▶ [Work to do]:
Write the next part of the passage on the 1989 World Darts Championship, picking up after its final sentence.

The 1989 Embassy World Darts Championship was the 12th World Professional Championships, and was staged at the Lakeside Country Club, Frimley Green, Surrey, England for the fourth successive year. The tournament was organised by the British Darts Organisation (BDO).

Following the 1988 Winmau World Masters ITV pulled all their coverage of darts and the BBC decided to withdraw their coverage of the 1988 British Professional Championship, meaning that this World Championship was the only televised darts tournament in 1989. The World Championship would remain the only annual televised event for the next four years.

In an attempt to improve the image of the game (which contributed to the loss of television coverage and sponsors), the BDO decided that players would no longer be allowed to drink alcohol during matches - allowing just water on the stage.

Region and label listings
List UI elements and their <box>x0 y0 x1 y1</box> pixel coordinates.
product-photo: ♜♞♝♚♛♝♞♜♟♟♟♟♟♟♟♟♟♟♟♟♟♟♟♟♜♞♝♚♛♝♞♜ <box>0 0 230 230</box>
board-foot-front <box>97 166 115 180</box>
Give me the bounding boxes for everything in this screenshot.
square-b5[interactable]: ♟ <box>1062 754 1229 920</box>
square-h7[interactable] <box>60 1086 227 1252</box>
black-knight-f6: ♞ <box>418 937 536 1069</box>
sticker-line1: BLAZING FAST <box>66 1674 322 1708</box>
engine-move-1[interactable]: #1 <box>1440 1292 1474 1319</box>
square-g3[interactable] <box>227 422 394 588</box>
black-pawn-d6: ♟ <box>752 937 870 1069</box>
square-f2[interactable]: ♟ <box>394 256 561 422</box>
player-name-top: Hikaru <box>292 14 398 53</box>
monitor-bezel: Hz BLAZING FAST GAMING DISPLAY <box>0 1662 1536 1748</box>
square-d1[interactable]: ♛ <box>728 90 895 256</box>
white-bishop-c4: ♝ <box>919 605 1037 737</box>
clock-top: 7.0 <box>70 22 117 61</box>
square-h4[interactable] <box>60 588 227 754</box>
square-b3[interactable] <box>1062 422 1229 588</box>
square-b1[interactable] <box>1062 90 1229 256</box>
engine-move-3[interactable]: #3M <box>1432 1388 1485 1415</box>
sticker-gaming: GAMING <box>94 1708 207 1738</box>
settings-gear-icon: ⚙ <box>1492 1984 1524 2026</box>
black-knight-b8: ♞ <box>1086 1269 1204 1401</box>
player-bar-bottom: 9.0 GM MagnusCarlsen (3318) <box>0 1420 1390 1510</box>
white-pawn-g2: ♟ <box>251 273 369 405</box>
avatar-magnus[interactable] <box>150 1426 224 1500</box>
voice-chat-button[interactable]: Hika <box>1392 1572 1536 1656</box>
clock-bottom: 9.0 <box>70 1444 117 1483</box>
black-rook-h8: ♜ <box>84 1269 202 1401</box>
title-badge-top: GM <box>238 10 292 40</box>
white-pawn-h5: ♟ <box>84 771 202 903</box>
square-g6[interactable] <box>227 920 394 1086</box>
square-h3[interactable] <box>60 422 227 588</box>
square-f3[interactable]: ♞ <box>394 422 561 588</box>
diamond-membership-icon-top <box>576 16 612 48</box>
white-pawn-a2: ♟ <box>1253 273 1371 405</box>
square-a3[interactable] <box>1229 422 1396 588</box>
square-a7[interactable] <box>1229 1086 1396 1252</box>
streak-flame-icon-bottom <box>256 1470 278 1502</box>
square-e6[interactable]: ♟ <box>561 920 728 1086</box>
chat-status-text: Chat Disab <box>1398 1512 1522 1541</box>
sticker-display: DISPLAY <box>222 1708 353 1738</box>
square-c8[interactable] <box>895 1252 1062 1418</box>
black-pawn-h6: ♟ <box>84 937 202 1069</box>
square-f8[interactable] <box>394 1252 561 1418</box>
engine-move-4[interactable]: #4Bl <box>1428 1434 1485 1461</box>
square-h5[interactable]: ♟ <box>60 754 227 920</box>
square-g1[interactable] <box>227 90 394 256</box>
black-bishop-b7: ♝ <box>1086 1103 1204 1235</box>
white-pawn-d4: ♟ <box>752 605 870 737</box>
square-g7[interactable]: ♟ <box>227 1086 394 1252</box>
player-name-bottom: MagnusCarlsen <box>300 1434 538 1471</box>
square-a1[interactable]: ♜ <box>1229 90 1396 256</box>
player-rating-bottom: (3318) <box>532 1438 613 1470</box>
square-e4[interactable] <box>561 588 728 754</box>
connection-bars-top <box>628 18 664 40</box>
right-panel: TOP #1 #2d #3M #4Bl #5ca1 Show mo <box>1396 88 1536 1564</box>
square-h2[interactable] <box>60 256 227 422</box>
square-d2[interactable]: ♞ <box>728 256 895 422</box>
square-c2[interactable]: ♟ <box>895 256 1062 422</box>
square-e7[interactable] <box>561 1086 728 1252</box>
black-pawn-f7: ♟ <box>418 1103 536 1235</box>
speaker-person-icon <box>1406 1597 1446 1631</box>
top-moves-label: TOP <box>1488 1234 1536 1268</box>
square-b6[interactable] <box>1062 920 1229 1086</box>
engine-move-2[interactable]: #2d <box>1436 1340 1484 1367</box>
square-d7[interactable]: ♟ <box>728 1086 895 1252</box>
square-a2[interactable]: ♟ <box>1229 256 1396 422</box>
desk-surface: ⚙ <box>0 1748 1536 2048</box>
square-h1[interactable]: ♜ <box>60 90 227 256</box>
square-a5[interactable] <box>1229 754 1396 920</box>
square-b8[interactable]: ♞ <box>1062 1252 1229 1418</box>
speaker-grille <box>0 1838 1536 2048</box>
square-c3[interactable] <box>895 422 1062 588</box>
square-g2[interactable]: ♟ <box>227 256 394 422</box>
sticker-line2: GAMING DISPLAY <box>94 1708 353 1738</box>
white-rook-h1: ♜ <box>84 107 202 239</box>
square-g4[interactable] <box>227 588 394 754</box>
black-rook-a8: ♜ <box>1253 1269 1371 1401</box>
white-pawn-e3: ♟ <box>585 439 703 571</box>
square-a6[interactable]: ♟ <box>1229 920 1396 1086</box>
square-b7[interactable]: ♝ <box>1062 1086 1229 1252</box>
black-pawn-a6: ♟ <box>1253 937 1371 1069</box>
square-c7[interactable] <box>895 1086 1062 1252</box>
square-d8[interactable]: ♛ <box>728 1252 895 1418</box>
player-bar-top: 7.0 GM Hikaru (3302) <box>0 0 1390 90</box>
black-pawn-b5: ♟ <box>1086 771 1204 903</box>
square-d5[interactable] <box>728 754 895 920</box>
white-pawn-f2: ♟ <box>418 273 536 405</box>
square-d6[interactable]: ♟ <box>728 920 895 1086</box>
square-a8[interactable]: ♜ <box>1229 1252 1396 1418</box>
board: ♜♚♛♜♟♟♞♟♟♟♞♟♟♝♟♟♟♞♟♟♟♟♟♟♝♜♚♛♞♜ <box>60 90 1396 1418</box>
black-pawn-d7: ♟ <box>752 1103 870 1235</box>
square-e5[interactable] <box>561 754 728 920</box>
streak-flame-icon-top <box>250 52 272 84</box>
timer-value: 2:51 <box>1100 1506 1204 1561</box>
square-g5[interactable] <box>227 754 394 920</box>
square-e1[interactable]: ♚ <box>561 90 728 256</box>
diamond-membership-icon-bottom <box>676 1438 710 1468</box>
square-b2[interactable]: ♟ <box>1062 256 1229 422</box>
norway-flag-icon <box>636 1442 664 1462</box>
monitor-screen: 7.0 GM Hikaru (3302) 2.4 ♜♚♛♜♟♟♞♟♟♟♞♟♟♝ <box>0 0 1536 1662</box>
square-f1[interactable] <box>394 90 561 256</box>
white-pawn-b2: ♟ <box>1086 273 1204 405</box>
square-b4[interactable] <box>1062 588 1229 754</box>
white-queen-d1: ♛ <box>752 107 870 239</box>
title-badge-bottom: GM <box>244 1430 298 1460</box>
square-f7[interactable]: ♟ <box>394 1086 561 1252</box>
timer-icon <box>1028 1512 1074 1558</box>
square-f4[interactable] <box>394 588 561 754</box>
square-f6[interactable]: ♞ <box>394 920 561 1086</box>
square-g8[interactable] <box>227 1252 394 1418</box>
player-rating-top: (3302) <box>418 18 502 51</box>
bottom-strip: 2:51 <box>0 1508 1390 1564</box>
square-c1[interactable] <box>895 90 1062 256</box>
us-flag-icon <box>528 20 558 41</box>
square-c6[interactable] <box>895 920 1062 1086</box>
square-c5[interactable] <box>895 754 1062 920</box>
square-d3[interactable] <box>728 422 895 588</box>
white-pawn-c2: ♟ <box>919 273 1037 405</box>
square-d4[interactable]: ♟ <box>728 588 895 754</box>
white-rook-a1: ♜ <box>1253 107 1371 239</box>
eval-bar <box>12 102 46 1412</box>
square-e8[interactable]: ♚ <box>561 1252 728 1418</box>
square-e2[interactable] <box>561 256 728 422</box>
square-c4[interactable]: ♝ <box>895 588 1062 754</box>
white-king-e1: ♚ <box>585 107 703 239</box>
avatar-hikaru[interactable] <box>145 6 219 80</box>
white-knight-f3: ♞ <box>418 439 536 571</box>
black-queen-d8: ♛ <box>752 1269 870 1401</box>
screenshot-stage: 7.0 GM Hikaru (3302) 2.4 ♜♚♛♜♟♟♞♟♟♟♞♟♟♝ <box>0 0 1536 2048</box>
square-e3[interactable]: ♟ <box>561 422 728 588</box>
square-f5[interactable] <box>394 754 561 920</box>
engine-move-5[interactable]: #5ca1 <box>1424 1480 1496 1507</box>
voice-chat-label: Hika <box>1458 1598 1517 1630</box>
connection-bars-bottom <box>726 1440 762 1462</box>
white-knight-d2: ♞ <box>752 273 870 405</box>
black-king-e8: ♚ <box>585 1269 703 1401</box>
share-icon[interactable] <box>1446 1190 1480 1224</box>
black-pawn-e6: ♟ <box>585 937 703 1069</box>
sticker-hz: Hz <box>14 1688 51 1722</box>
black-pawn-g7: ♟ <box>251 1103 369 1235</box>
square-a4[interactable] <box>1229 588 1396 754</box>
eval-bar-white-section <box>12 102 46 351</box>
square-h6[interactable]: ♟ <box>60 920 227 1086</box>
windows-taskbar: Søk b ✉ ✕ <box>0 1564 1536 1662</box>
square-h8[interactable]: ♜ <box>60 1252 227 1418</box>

▶ [Result for this exercise]:
The tournament itself saw old rivals Jocky Wilson and Eric Bristow meet in the final after Wilson had beaten defending champion Bob Anderson and Bristow had seen off John Lowe in the semi-finals. Wilson raced into a five sets to nil lead, but Bristow took the next four sets to set up a tense finish - until, after missing several double attempts, Wilson finally took the title 6–4.

Seeds
  Bob Anderson
  John Lowe
  Eric Bristow
  Mike Gregory
  Jocky Wilson
  Peter Evison
  Russell Stewart
  Dave Whitcombe

Prize money
The prize fund was £84,800.

Champion: £20,000
Runner-Up: £10,000
Semi-Finalists (2): £5,000
Quarter-Finalists (4): £2,600
Last 16 (8): £1,900
Last 32 (16): £1,200

There was also a 9 Dart Checkout prize of £52,000, along with a High Checkout prize of £1,000.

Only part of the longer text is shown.